*Exercise prompt*
Copy out all of the material, matching it word for word.

Data entries:
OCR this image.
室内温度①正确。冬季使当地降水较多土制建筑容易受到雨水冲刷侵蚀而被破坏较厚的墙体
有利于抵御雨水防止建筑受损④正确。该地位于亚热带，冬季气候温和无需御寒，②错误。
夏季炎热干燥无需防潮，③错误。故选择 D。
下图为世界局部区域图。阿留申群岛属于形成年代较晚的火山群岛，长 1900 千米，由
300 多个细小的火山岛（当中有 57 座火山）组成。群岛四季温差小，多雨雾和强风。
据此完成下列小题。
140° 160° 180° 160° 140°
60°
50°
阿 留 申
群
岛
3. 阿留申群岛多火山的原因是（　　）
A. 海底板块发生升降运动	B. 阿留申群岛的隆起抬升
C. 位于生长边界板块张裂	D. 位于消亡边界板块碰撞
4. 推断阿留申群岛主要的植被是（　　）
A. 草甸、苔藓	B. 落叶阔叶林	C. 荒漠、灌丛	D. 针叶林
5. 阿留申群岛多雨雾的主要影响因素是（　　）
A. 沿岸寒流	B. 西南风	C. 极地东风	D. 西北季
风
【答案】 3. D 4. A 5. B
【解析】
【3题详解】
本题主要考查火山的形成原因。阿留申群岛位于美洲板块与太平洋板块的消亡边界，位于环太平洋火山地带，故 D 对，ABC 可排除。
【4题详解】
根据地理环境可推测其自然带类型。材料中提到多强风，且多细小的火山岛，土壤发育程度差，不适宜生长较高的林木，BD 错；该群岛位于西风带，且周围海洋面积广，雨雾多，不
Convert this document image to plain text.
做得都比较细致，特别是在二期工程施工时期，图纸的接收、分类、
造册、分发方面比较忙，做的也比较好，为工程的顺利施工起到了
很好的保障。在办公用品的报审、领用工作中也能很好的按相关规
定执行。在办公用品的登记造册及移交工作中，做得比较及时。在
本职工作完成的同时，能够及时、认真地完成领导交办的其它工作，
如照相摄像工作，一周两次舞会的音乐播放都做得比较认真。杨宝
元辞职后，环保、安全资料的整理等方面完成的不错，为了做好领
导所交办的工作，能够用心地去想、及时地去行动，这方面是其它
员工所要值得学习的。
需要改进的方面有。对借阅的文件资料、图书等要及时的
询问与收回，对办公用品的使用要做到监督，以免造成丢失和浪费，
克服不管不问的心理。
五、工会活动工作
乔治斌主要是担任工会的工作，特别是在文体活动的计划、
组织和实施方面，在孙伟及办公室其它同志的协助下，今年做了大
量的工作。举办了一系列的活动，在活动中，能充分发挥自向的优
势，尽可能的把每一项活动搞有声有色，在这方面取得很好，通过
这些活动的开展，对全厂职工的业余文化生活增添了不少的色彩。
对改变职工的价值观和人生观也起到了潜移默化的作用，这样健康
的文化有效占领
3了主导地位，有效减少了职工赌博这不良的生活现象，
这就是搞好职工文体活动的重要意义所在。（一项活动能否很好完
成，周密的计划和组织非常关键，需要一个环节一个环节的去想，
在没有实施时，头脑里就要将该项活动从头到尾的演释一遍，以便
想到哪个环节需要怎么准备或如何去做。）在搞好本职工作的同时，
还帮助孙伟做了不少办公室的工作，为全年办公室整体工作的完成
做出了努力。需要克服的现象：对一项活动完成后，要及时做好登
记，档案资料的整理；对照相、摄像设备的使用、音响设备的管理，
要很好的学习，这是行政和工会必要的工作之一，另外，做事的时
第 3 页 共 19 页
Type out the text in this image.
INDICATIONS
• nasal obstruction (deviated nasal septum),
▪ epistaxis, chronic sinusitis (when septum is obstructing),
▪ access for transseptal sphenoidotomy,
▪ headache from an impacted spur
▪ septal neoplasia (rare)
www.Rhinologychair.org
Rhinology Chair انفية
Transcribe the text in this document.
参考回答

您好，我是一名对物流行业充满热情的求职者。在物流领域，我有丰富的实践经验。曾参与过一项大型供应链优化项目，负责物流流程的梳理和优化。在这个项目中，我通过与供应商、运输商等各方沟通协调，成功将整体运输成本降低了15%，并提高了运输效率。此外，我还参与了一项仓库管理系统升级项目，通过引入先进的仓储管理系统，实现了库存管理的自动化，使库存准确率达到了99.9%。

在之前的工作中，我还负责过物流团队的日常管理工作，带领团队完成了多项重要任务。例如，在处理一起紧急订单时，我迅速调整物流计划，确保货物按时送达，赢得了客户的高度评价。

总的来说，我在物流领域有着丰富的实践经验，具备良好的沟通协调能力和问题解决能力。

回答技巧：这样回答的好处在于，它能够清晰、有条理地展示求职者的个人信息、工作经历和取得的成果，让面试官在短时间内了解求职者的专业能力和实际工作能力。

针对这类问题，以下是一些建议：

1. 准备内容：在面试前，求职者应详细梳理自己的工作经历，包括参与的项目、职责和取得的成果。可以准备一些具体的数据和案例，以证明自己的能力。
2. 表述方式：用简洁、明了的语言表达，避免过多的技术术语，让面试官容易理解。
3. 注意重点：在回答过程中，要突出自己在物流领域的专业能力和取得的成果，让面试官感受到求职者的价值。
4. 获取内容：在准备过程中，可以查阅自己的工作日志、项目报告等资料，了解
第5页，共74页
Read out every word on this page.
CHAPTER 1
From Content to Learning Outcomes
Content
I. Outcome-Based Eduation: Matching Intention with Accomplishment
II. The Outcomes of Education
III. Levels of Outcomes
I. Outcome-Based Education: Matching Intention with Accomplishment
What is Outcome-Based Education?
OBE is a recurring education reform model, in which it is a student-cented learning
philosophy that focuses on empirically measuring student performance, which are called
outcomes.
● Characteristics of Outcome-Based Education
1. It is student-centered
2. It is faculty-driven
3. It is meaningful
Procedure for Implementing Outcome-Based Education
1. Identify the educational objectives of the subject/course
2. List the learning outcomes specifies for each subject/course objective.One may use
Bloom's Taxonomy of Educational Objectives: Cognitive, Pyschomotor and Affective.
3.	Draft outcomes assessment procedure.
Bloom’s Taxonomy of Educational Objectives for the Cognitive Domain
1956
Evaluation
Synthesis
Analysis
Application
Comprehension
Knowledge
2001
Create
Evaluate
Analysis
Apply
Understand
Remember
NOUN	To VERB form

*Solved exercise*
OCR this image.
室内温度①正确。冬季使当地降水较多土制建筑容易受到雨水冲刷侵蚀而被破坏较厚的墙体
有利于抵御雨水防止建筑受损④正确。该地位于亚热带，冬季气候温和无需御寒，②错误。
夏季炎热干燥无需防潮，③错误。故选择 D。
下图为世界局部区域图。阿留申群岛属于形成年代较晚的火山群岛，长 1900 千米，由
300 多个细小的火山岛（当中有 57 座火山）组成。群岛四季温差小，多雨雾和强风。
据此完成下列小题。
140° 160° 180° 160° 140°
60°
50°
阿 留 申
群
岛
3. 阿留申群岛多火山的原因是（　　）
A. 海底板块发生升降运动	B. 阿留申群岛的隆起抬升
C. 位于生长边界板块张裂	D. 位于消亡边界板块碰撞
4. 推断阿留申群岛主要的植被是（　　）
A. 草甸、苔藓	B. 落叶阔叶林	C. 荒漠、灌丛	D. 针叶林
5. 阿留申群岛多雨雾的主要影响因素是（　　）
A. 沿岸寒流	B. 西南风	C. 极地东风	D. 西北季
风
【答案】 3. D 4. A 5. B
【解析】
【3题详解】
本题主要考查火山的形成原因。阿留申群岛位于美洲板块与太平洋板块的消亡边界，位于环太平洋火山地带，故 D 对，ABC 可排除。
【4题详解】
根据地理环境可推测其自然带类型。材料中提到多强风，且多细小的火山岛，土壤发育程度差，不适宜生长较高的林木，BD 错；该群岛位于西风带，且周围海洋面积广，雨雾多，不
Convert this document image to plain text.
做得都比较细致，特别是在二期工程施工时期，图纸的接收、分类、
造册、分发方面比较忙，做的也比较好，为工程的顺利施工起到了
很好的保障。在办公用品的报审、领用工作中也能很好的按相关规
定执行。在办公用品的登记造册及移交工作中，做得比较及时。在
本职工作完成的同时，能够及时、认真地完成领导交办的其它工作，
如照相摄像工作，一周两次舞会的音乐播放都做得比较认真。杨宝
元辞职后，环保、安全资料的整理等方面完成的不错，为了做好领
导所交办的工作，能够用心地去想、及时地去行动，这方面是其它
员工所要值得学习的。
需要改进的方面有。对借阅的文件资料、图书等要及时的
询问与收回，对办公用品的使用要做到监督，以免造成丢失和浪费，
克服不管不问的心理。
五、工会活动工作
乔治斌主要是担任工会的工作，特别是在文体活动的计划、
组织和实施方面，在孙伟及办公室其它同志的协助下，今年做了大
量的工作。举办了一系列的活动，在活动中，能充分发挥自向的优
势，尽可能的把每一项活动搞有声有色，在这方面取得很好，通过
这些活动的开展，对全厂职工的业余文化生活增添了不少的色彩。
对改变职工的价值观和人生观也起到了潜移默化的作用，这样健康
的文化有效占领
3了主导地位，有效减少了职工赌博这不良的生活现象，
这就是搞好职工文体活动的重要意义所在。（一项活动能否很好完
成，周密的计划和组织非常关键，需要一个环节一个环节的去想，
在没有实施时，头脑里就要将该项活动从头到尾的演释一遍，以便
想到哪个环节需要怎么准备或如何去做。）在搞好本职工作的同时，
还帮助孙伟做了不少办公室的工作，为全年办公室整体工作的完成
做出了努力。需要克服的现象：对一项活动完成后，要及时做好登
记，档案资料的整理；对照相、摄像设备的使用、音响设备的管理，
要很好的学习，这是行政和工会必要的工作之一，另外，做事的时
第 3 页 共 19 页
Type out the text in this image.
INDICATIONS
• nasal obstruction (deviated nasal septum),
▪ epistaxis, chronic sinusitis (when septum is obstructing),
▪ access for transseptal sphenoidotomy,
▪ headache from an impacted spur
▪ septal neoplasia (rare)
www.Rhinologychair.org
Rhinology Chair انفية
Transcribe the text in this document.
参考回答

您好，我是一名对物流行业充满热情的求职者。在物流领域，我有丰富的实践经验。曾参与过一项大型供应链优化项目，负责物流流程的梳理和优化。在这个项目中，我通过与供应商、运输商等各方沟通协调，成功将整体运输成本降低了15%，并提高了运输效率。此外，我还参与了一项仓库管理系统升级项目，通过引入先进的仓储管理系统，实现了库存管理的自动化，使库存准确率达到了99.9%。

在之前的工作中，我还负责过物流团队的日常管理工作，带领团队完成了多项重要任务。例如，在处理一起紧急订单时，我迅速调整物流计划，确保货物按时送达，赢得了客户的高度评价。

总的来说，我在物流领域有着丰富的实践经验，具备良好的沟通协调能力和问题解决能力。

回答技巧：这样回答的好处在于，它能够清晰、有条理地展示求职者的个人信息、工作经历和取得的成果，让面试官在短时间内了解求职者的专业能力和实际工作能力。

针对这类问题，以下是一些建议：

1. 准备内容：在面试前，求职者应详细梳理自己的工作经历，包括参与的项目、职责和取得的成果。可以准备一些具体的数据和案例，以证明自己的能力。
2. 表述方式：用简洁、明了的语言表达，避免过多的技术术语，让面试官容易理解。
3. 注意重点：在回答过程中，要突出自己在物流领域的专业能力和取得的成果，让面试官感受到求职者的价值。
4. 获取内容：在准备过程中，可以查阅自己的工作日志、项目报告等资料，了解
第5页，共74页
Read out every word on this page.
CHAPTER 1
From Content to Learning Outcomes
Content
I. Outcome-Based Eduation: Matching Intention with Accomplishment
II. The Outcomes of Education
III. Levels of Outcomes
I. Outcome-Based Education: Matching Intention with Accomplishment
What is Outcome-Based Education?
OBE is a recurring education reform model, in which it is a student-cented learning
philosophy that focuses on empirically measuring student performance, which are called
outcomes.
● Characteristics of Outcome-Based Education
1. It is student-centered
2. It is faculty-driven
3. It is meaningful
Procedure for Implementing Outcome-Based Education
1. Identify the educational objectives of the subject/course
2. List the learning outcomes specifies for each subject/course objective.One may use
Bloom's Taxonomy of Educational Objectives: Cognitive, Pyschomotor and Affective.
3.	Draft outcomes assessment procedure.
Bloom’s Taxonomy of Educational Objectives for the Cognitive Domain
1956
Evaluation
Synthesis
Analysis
Application
Comprehension
Knowledge
2001
Create
Evaluate
Analysis
Apply
Understand
Remember
NOUN	To VERB form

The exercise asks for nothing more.